# Request
Could you set down the rows below unchanged, starting at the row that has "category-label: Breakfast nook" and stopping after the row that has "bar bbox=[221, 327, 317, 344]"?

>>

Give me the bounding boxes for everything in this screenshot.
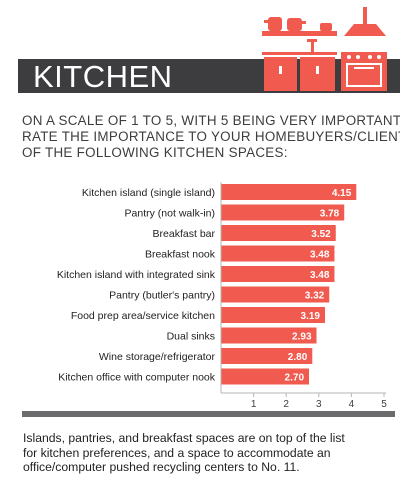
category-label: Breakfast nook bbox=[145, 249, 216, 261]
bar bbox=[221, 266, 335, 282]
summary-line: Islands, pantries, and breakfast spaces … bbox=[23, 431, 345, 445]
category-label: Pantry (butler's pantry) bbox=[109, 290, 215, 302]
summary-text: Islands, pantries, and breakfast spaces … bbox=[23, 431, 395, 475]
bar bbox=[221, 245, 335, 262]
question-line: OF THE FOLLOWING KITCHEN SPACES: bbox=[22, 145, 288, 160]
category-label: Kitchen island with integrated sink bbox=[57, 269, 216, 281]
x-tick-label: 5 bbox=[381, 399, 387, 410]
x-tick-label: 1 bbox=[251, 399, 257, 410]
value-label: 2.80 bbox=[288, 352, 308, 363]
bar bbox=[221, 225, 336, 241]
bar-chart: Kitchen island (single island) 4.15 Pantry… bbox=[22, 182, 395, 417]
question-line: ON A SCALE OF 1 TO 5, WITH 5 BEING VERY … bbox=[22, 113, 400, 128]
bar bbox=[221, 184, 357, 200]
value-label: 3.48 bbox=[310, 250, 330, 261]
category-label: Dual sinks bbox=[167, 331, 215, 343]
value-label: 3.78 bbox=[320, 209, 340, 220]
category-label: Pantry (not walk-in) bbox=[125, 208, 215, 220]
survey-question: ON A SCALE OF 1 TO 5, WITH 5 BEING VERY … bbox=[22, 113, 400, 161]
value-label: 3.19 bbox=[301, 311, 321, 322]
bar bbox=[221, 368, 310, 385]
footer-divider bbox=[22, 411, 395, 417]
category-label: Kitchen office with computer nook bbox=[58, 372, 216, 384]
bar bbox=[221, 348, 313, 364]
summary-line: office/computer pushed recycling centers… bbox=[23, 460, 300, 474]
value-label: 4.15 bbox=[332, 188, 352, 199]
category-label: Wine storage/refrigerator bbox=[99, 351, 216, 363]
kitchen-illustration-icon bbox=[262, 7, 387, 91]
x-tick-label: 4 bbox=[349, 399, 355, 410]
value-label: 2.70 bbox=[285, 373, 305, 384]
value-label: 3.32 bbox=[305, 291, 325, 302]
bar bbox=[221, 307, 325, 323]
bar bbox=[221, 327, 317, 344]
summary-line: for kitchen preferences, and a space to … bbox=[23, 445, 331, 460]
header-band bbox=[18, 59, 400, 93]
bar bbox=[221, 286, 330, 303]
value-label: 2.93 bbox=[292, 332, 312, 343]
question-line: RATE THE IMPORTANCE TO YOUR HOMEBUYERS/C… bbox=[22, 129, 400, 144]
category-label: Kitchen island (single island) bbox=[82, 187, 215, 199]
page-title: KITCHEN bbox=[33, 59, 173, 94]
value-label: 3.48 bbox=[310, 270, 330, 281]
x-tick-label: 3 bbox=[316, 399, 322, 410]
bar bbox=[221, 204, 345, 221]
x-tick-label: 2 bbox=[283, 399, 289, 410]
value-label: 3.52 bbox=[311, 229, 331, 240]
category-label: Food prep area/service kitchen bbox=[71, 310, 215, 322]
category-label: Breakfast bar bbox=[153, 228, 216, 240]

<<

# Output of the task
category-label: Breakfast nook bbox=[145, 249, 216, 261]
bar bbox=[221, 266, 335, 282]
summary-line: Islands, pantries, and breakfast spaces … bbox=[23, 431, 345, 445]
category-label: Pantry (butler's pantry) bbox=[109, 290, 215, 302]
summary-text: Islands, pantries, and breakfast spaces … bbox=[23, 431, 395, 475]
bar bbox=[221, 245, 335, 262]
question-line: OF THE FOLLOWING KITCHEN SPACES: bbox=[22, 145, 288, 160]
category-label: Kitchen island with integrated sink bbox=[57, 269, 216, 281]
x-tick-label: 5 bbox=[381, 399, 387, 410]
x-tick-label: 1 bbox=[251, 399, 257, 410]
value-label: 2.80 bbox=[288, 352, 308, 363]
bar bbox=[221, 225, 336, 241]
bar-chart: Kitchen island (single island) 4.15 Pantry… bbox=[22, 182, 395, 417]
question-line: ON A SCALE OF 1 TO 5, WITH 5 BEING VERY … bbox=[22, 113, 400, 128]
bar bbox=[221, 184, 357, 200]
value-label: 3.48 bbox=[310, 250, 330, 261]
category-label: Dual sinks bbox=[167, 331, 215, 343]
value-label: 3.78 bbox=[320, 209, 340, 220]
category-label: Pantry (not walk-in) bbox=[125, 208, 215, 220]
survey-question: ON A SCALE OF 1 TO 5, WITH 5 BEING VERY … bbox=[22, 113, 400, 161]
value-label: 3.19 bbox=[301, 311, 321, 322]
bar bbox=[221, 368, 310, 385]
footer-divider bbox=[22, 411, 395, 417]
category-label: Kitchen office with computer nook bbox=[58, 372, 216, 384]
bar bbox=[221, 348, 313, 364]
summary-line: office/computer pushed recycling centers… bbox=[23, 460, 300, 474]
value-label: 4.15 bbox=[332, 188, 352, 199]
category-label: Wine storage/refrigerator bbox=[99, 351, 216, 363]
kitchen-illustration-icon bbox=[262, 7, 387, 91]
x-tick-label: 4 bbox=[349, 399, 355, 410]
value-label: 2.70 bbox=[285, 373, 305, 384]
value-label: 3.32 bbox=[305, 291, 325, 302]
bar bbox=[221, 307, 325, 323]
bar bbox=[221, 327, 317, 344]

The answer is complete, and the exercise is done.